TASKS TO CARRY OUT:
1. Answer these from the passage about the morning visit to the barn:
(a) Why did the writer get up early the next morning?
(b) Who said something funny after the group had been quiet?
(c) What did Dirk and the writer talk about?
2. Write the next part of the passage about the morning visit to the barn, picking up after its final sentence.

PAGE TEXT:
The next morning I got up early so that I could go out to the barn before everyone else.  I wanted to make sure that when we walked in there were no obvious signs.  I know that Dad would have made sure of that already, but the big sister in me had to make sure for the sake of my siblings.  I walked out there by myself.  Hardest. thing. yet.  To face that without support from others was a true test of my strength.  You wouldn't think it was that hard, but it was.  When the others came out with me the second time it was amazing.  You see we were very quiet at first.  Then someone, either Luke or Dirk, said something funny.  We talked about memories of Mark in the barn and memories of the rest of us too.  Dirk and I talked about the bucket calves we had and how the barn was arranged then.  We actually walked away from the scene of Mark's death laughing and a bit stronger than before.

DATA:
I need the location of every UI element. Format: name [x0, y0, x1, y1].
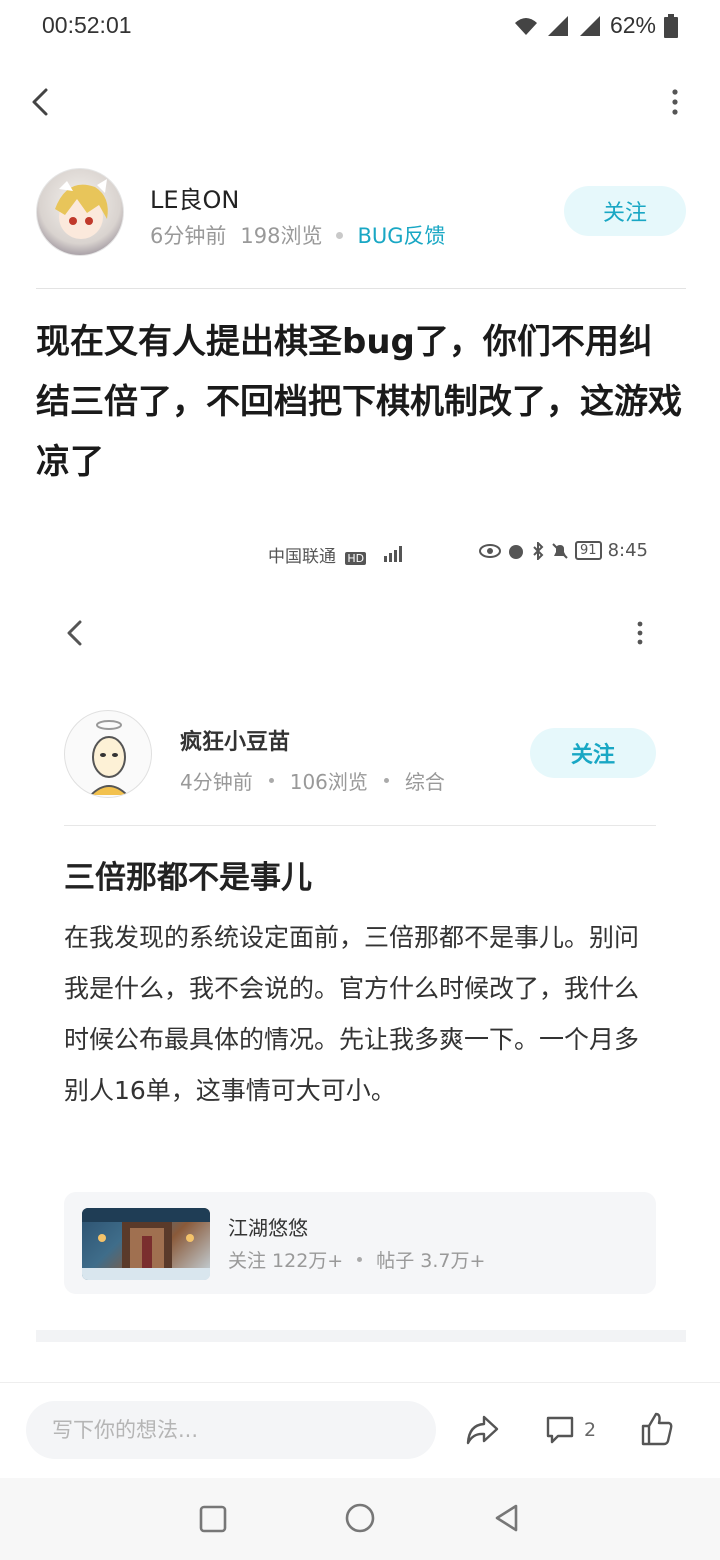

OUTPUTS IN ORDER:
1.
(a) To go out to the barn before everyone else.
(b) Either Luke or Dirk.
(c) The bucket calves they had and how the barn was arranged then.

2.
That day was hard, too.  It was the public visitation.  Mauri and I went as soon as it started around Noon and stayed for the whole afternoon.  I felt it was important for everyone else to have someone to hug and talk to.  Mark's death wasn't just a normal situation.  I had hoped it would help others accept it easier if they could talk about it. The rosary was after the visitation. We had lots of people come, which was beautiful!  I am so happy they came.  It couldn't have been easy for them to see our family and see Mark.  The most beautiful part of the whole evening - the moment that Juliana reached over during the rosary and put her arm on Adam because he was having a hard moment.  We were truly there for each other during this time.  When it was all said and done I had spent over 9 hours with Mark's body that day.  Longest. day. ever.  With only 45 minutes of sleep, going to the barn, and 9 hours at the funeral home - I was ready for sleep.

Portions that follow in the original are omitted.